WHAT YOU SHOULD DO:
Can you reproduce the listing below with each "March 2021" changed to "April 2021" and everything else left the same, leaving out the pictures?

RECORDS SHOWN:
****************************************
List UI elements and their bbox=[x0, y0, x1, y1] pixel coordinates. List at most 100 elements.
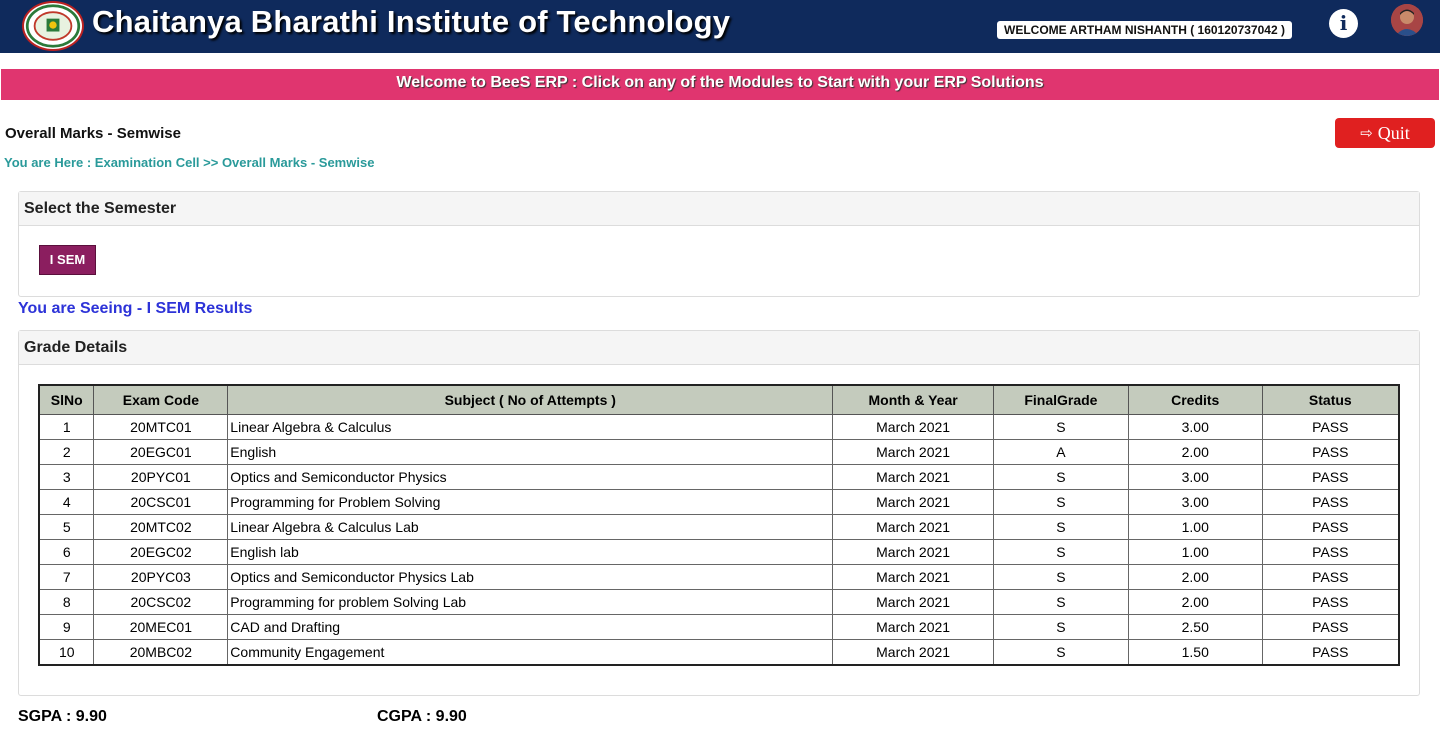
cell-exam-code: 20PYC03 bbox=[93, 564, 229, 590]
cell-status: PASS bbox=[1261, 564, 1400, 590]
table-row: 6 20EGC02 English lab March 2021 S 1.00 … bbox=[38, 539, 1400, 565]
semester-panel-heading: Select the Semester bbox=[19, 192, 1419, 226]
cell-exam-code: 20MTC02 bbox=[93, 514, 229, 540]
table-row: 5 20MTC02 Linear Algebra & Calculus Lab … bbox=[38, 514, 1400, 540]
column-header-subject: Subject ( No of Attempts ) bbox=[227, 384, 834, 415]
cell-subject: CAD and Drafting bbox=[227, 614, 834, 640]
cell-month-year: March 2021 bbox=[832, 639, 994, 666]
cell-status: PASS bbox=[1261, 414, 1400, 440]
table-row: 2 20EGC01 English March 2021 A 2.00 PASS bbox=[38, 439, 1400, 465]
table-header-row: SlNo Exam Code Subject ( No of Attempts … bbox=[38, 384, 1400, 415]
cell-subject: Optics and Semiconductor Physics bbox=[227, 464, 834, 490]
cell-slno: 6 bbox=[38, 539, 95, 565]
cell-month-year: March 2021 bbox=[832, 514, 994, 540]
cell-credits: 3.00 bbox=[1127, 414, 1263, 440]
cell-credits: 1.50 bbox=[1127, 639, 1263, 666]
cell-month-year: March 2021 bbox=[832, 564, 994, 590]
table-row: 3 20PYC01 Optics and Semiconductor Physi… bbox=[38, 464, 1400, 490]
cell-month-year: March 2021 bbox=[832, 614, 994, 640]
quit-button[interactable]: ⇨ Quit bbox=[1335, 118, 1435, 148]
cell-slno: 1 bbox=[38, 414, 95, 440]
cell-slno: 9 bbox=[38, 614, 95, 640]
cgpa-value: CGPA : 9.90 bbox=[377, 708, 467, 725]
table-row: 7 20PYC03 Optics and Semiconductor Physi… bbox=[38, 564, 1400, 590]
cell-subject: English bbox=[227, 439, 834, 465]
cell-status: PASS bbox=[1261, 489, 1400, 515]
welcome-user-badge: WELCOME ARTHAM NISHANTH ( 160120737042 ) bbox=[997, 21, 1292, 39]
cell-month-year: March 2021 bbox=[832, 464, 994, 490]
cell-exam-code: 20CSC02 bbox=[93, 589, 229, 615]
semester-button-i[interactable]: I SEM bbox=[39, 245, 96, 275]
cell-subject: Linear Algebra & Calculus bbox=[227, 414, 834, 440]
cell-slno: 3 bbox=[38, 464, 95, 490]
cell-exam-code: 20MBC02 bbox=[93, 639, 229, 666]
cell-status: PASS bbox=[1261, 514, 1400, 540]
cell-subject: Optics and Semiconductor Physics Lab bbox=[227, 564, 834, 590]
cell-exam-code: 20EGC02 bbox=[93, 539, 229, 565]
cell-credits: 2.50 bbox=[1127, 614, 1263, 640]
cell-status: PASS bbox=[1261, 614, 1400, 640]
cell-status: PASS bbox=[1261, 539, 1400, 565]
quit-label: Quit bbox=[1377, 122, 1410, 143]
sgpa-value: SGPA : 9.90 bbox=[18, 708, 107, 725]
table-row: 10 20MBC02 Community Engagement March 20… bbox=[38, 639, 1400, 666]
cell-slno: 4 bbox=[38, 489, 95, 515]
cell-month-year: March 2021 bbox=[832, 539, 994, 565]
cell-final-grade: S bbox=[992, 614, 1129, 640]
sign-out-icon: ⇨ bbox=[1360, 124, 1373, 142]
table-row: 4 20CSC01 Programming for Problem Solvin… bbox=[38, 489, 1400, 515]
cell-slno: 10 bbox=[38, 639, 95, 666]
header-bar: Chaitanya Bharathi Institute of Technolo… bbox=[0, 0, 1440, 53]
cell-status: PASS bbox=[1261, 464, 1400, 490]
info-icon[interactable]: i bbox=[1329, 9, 1358, 38]
table-row: 1 20MTC01 Linear Algebra & Calculus Marc… bbox=[38, 414, 1400, 440]
cell-slno: 7 bbox=[38, 564, 95, 590]
column-header-exam-code: Exam Code bbox=[93, 384, 229, 415]
cell-credits: 2.00 bbox=[1127, 589, 1263, 615]
table-row: 8 20CSC02 Programming for problem Solvin… bbox=[38, 589, 1400, 615]
institute-title: Chaitanya Bharathi Institute of Technolo… bbox=[92, 4, 731, 39]
cell-slno: 5 bbox=[38, 514, 95, 540]
institute-logo bbox=[22, 1, 84, 51]
grade-panel-heading: Grade Details bbox=[19, 331, 1419, 365]
page-title: Overall Marks - Semwise bbox=[5, 125, 181, 142]
cell-final-grade: S bbox=[992, 539, 1129, 565]
cell-status: PASS bbox=[1261, 439, 1400, 465]
column-header-status: Status bbox=[1261, 384, 1400, 415]
cell-month-year: March 2021 bbox=[832, 414, 994, 440]
cell-credits: 3.00 bbox=[1127, 464, 1263, 490]
cell-subject: Linear Algebra & Calculus Lab bbox=[227, 514, 834, 540]
cell-final-grade: A bbox=[992, 439, 1129, 465]
cell-subject: Programming for Problem Solving bbox=[227, 489, 834, 515]
table-row: 9 20MEC01 CAD and Drafting March 2021 S … bbox=[38, 614, 1400, 640]
cell-subject: Community Engagement bbox=[227, 639, 834, 666]
cell-exam-code: 20MTC01 bbox=[93, 414, 229, 440]
cell-month-year: March 2021 bbox=[832, 439, 994, 465]
cell-slno: 2 bbox=[38, 439, 95, 465]
cell-final-grade: S bbox=[992, 514, 1129, 540]
cell-exam-code: 20MEC01 bbox=[93, 614, 229, 640]
welcome-banner: Welcome to BeeS ERP : Click on any of th… bbox=[1, 69, 1439, 100]
cell-final-grade: S bbox=[992, 414, 1129, 440]
column-header-slno: SlNo bbox=[38, 384, 95, 415]
cell-final-grade: S bbox=[992, 639, 1129, 666]
cell-slno: 8 bbox=[38, 589, 95, 615]
cell-credits: 1.00 bbox=[1127, 514, 1263, 540]
column-header-credits: Credits bbox=[1127, 384, 1263, 415]
semester-panel: Select the Semester I SEM bbox=[18, 191, 1420, 297]
grades-table: SlNo Exam Code Subject ( No of Attempts … bbox=[38, 384, 1400, 666]
cell-final-grade: S bbox=[992, 564, 1129, 590]
cell-final-grade: S bbox=[992, 464, 1129, 490]
cell-exam-code: 20CSC01 bbox=[93, 489, 229, 515]
cell-exam-code: 20EGC01 bbox=[93, 439, 229, 465]
cell-subject: Programming for problem Solving Lab bbox=[227, 589, 834, 615]
cell-credits: 3.00 bbox=[1127, 489, 1263, 515]
user-avatar[interactable] bbox=[1391, 4, 1423, 36]
cell-credits: 2.00 bbox=[1127, 439, 1263, 465]
column-header-final-grade: FinalGrade bbox=[992, 384, 1129, 415]
column-header-month-year: Month & Year bbox=[832, 384, 994, 415]
grade-details-panel: Grade Details SlNo Exam Code Subject ( N… bbox=[18, 330, 1420, 696]
cell-status: PASS bbox=[1261, 639, 1400, 666]
cell-month-year: March 2021 bbox=[832, 589, 994, 615]
cell-final-grade: S bbox=[992, 489, 1129, 515]
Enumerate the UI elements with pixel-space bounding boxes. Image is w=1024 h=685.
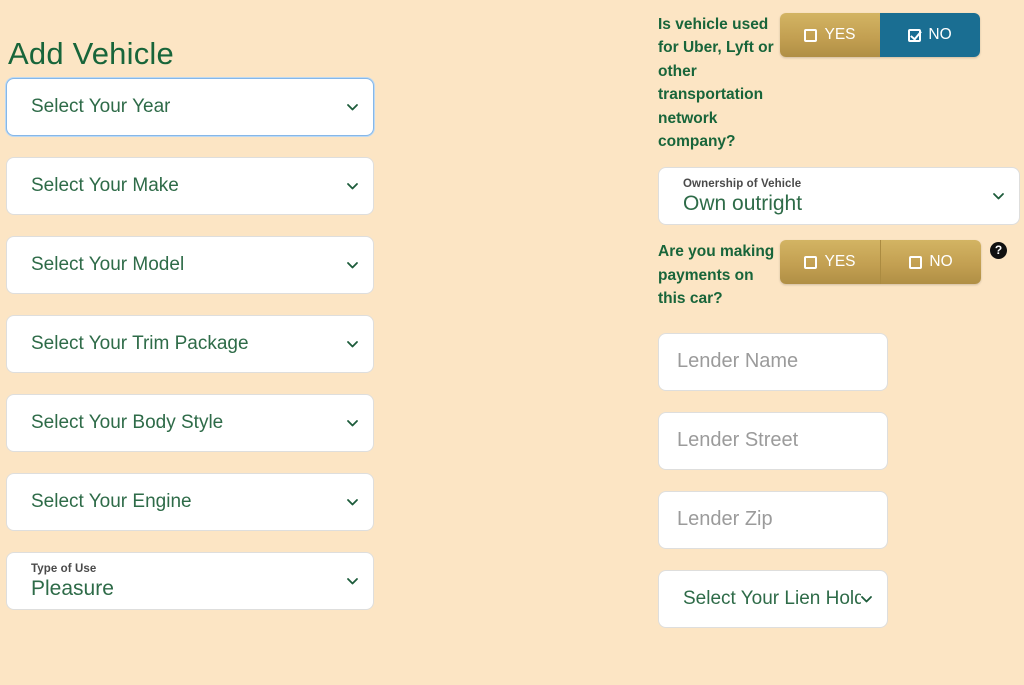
****************************************
COMPLETE OUTPUT:
List UI elements and their bbox=[x0, y0, x1, y1] pixel coordinates. List at most 100 elements.
cell-exam-code: 20PYC03 bbox=[93, 564, 229, 590]
cell-status: PASS bbox=[1261, 564, 1400, 590]
table-row: 6 20EGC02 English lab April 2021 S 1.00 … bbox=[38, 539, 1400, 565]
semester-panel-heading: Select the Semester bbox=[19, 192, 1419, 226]
cell-exam-code: 20MTC02 bbox=[93, 514, 229, 540]
table-row: 5 20MTC02 Linear Algebra & Calculus Lab … bbox=[38, 514, 1400, 540]
column-header-subject: Subject ( No of Attempts ) bbox=[227, 384, 834, 415]
cell-subject: CAD and Drafting bbox=[227, 614, 834, 640]
cell-month-year: April 2021 bbox=[832, 639, 994, 666]
cell-status: PASS bbox=[1261, 414, 1400, 440]
table-row: 2 20EGC01 English April 2021 A 2.00 PASS bbox=[38, 439, 1400, 465]
table-header-row: SlNo Exam Code Subject ( No of Attempts … bbox=[38, 384, 1400, 415]
cell-subject: Optics and Semiconductor Physics bbox=[227, 464, 834, 490]
cell-slno: 6 bbox=[38, 539, 95, 565]
cell-month-year: April 2021 bbox=[832, 514, 994, 540]
cell-credits: 3.00 bbox=[1127, 414, 1263, 440]
cell-credits: 1.50 bbox=[1127, 639, 1263, 666]
cell-month-year: April 2021 bbox=[832, 564, 994, 590]
table-row: 3 20PYC01 Optics and Semiconductor Physi… bbox=[38, 464, 1400, 490]
cell-month-year: April 2021 bbox=[832, 614, 994, 640]
quit-button[interactable]: ⇨ Quit bbox=[1335, 118, 1435, 148]
cell-slno: 1 bbox=[38, 414, 95, 440]
cell-slno: 9 bbox=[38, 614, 95, 640]
cgpa-value: CGPA : 9.90 bbox=[377, 708, 467, 725]
table-row: 7 20PYC03 Optics and Semiconductor Physi… bbox=[38, 564, 1400, 590]
cell-subject: English bbox=[227, 439, 834, 465]
cell-status: PASS bbox=[1261, 489, 1400, 515]
welcome-user-badge: WELCOME ARTHAM NISHANTH ( 160120737042 ) bbox=[997, 21, 1292, 39]
cell-month-year: April 2021 bbox=[832, 464, 994, 490]
cell-exam-code: 20CSC02 bbox=[93, 589, 229, 615]
semester-button-i[interactable]: I SEM bbox=[39, 245, 96, 275]
cell-subject: Linear Algebra & Calculus bbox=[227, 414, 834, 440]
cell-slno: 3 bbox=[38, 464, 95, 490]
cell-exam-code: 20MBC02 bbox=[93, 639, 229, 666]
cell-status: PASS bbox=[1261, 514, 1400, 540]
cell-subject: Optics and Semiconductor Physics Lab bbox=[227, 564, 834, 590]
cell-exam-code: 20EGC02 bbox=[93, 539, 229, 565]
cell-credits: 2.50 bbox=[1127, 614, 1263, 640]
cell-status: PASS bbox=[1261, 614, 1400, 640]
cell-status: PASS bbox=[1261, 539, 1400, 565]
quit-label: Quit bbox=[1377, 122, 1410, 143]
sgpa-value: SGPA : 9.90 bbox=[18, 708, 107, 725]
table-row: 10 20MBC02 Community Engagement March 20… bbox=[38, 639, 1400, 666]
cell-slno: 4 bbox=[38, 489, 95, 515]
cell-month-year: April 2021 bbox=[832, 539, 994, 565]
cell-final-grade: S bbox=[992, 614, 1129, 640]
sign-out-icon: ⇨ bbox=[1360, 124, 1373, 142]
table-row: 4 20CSC01 Programming for Problem Solvin… bbox=[38, 489, 1400, 515]
cell-slno: 10 bbox=[38, 639, 95, 666]
header-bar: Chaitanya Bharathi Institute of Technolo… bbox=[0, 0, 1440, 53]
cell-status: PASS bbox=[1261, 464, 1400, 490]
info-icon[interactable]: i bbox=[1329, 9, 1358, 38]
table-row: 1 20MTC01 Linear Algebra & Calculus Marc… bbox=[38, 414, 1400, 440]
cell-slno: 7 bbox=[38, 564, 95, 590]
column-header-exam-code: Exam Code bbox=[93, 384, 229, 415]
cell-credits: 2.00 bbox=[1127, 589, 1263, 615]
table-row: 8 20CSC02 Programming for problem Solvin… bbox=[38, 589, 1400, 615]
institute-title: Chaitanya Bharathi Institute of Technolo… bbox=[92, 4, 731, 39]
cell-slno: 5 bbox=[38, 514, 95, 540]
institute-logo bbox=[22, 1, 84, 51]
grade-panel-heading: Grade Details bbox=[19, 331, 1419, 365]
page-title: Overall Marks - Semwise bbox=[5, 125, 181, 142]
cell-final-grade: S bbox=[992, 539, 1129, 565]
cell-status: PASS bbox=[1261, 439, 1400, 465]
column-header-status: Status bbox=[1261, 384, 1400, 415]
cell-month-year: April 2021 bbox=[832, 414, 994, 440]
cell-credits: 3.00 bbox=[1127, 464, 1263, 490]
cell-subject: Linear Algebra & Calculus Lab bbox=[227, 514, 834, 540]
cell-final-grade: A bbox=[992, 439, 1129, 465]
cell-subject: Programming for Problem Solving bbox=[227, 489, 834, 515]
table-row: 9 20MEC01 CAD and Drafting April 2021 S … bbox=[38, 614, 1400, 640]
cell-subject: Community Engagement bbox=[227, 639, 834, 666]
cell-exam-code: 20MTC01 bbox=[93, 414, 229, 440]
cell-month-year: April 2021 bbox=[832, 439, 994, 465]
cell-slno: 2 bbox=[38, 439, 95, 465]
cell-final-grade: S bbox=[992, 514, 1129, 540]
cell-exam-code: 20MEC01 bbox=[93, 614, 229, 640]
welcome-banner: Welcome to BeeS ERP : Click on any of th… bbox=[1, 69, 1439, 100]
cell-final-grade: S bbox=[992, 414, 1129, 440]
column-header-slno: SlNo bbox=[38, 384, 95, 415]
cell-final-grade: S bbox=[992, 639, 1129, 666]
cell-slno: 8 bbox=[38, 589, 95, 615]
cell-credits: 1.00 bbox=[1127, 514, 1263, 540]
column-header-credits: Credits bbox=[1127, 384, 1263, 415]
semester-panel: Select the Semester I SEM bbox=[18, 191, 1420, 297]
grades-table: SlNo Exam Code Subject ( No of Attempts … bbox=[38, 384, 1400, 666]
cell-final-grade: S bbox=[992, 564, 1129, 590]
cell-final-grade: S bbox=[992, 464, 1129, 490]
cell-exam-code: 20CSC01 bbox=[93, 489, 229, 515]
cell-exam-code: 20EGC01 bbox=[93, 439, 229, 465]
cell-subject: Programming for problem Solving Lab bbox=[227, 589, 834, 615]
cell-credits: 3.00 bbox=[1127, 489, 1263, 515]
user-avatar[interactable] bbox=[1391, 4, 1423, 36]
cell-credits: 2.00 bbox=[1127, 439, 1263, 465]
column-header-final-grade: FinalGrade bbox=[992, 384, 1129, 415]
column-header-month-year: Month & Year bbox=[832, 384, 994, 415]
grade-details-panel: Grade Details SlNo Exam Code Subject ( N… bbox=[18, 330, 1420, 696]
cell-status: PASS bbox=[1261, 639, 1400, 666]
cell-month-year: April 2021 bbox=[832, 589, 994, 615]
cell-final-grade: S bbox=[992, 489, 1129, 515]
Enumerate the UI elements with pixel-space bounding boxes. Image is w=1024 h=685.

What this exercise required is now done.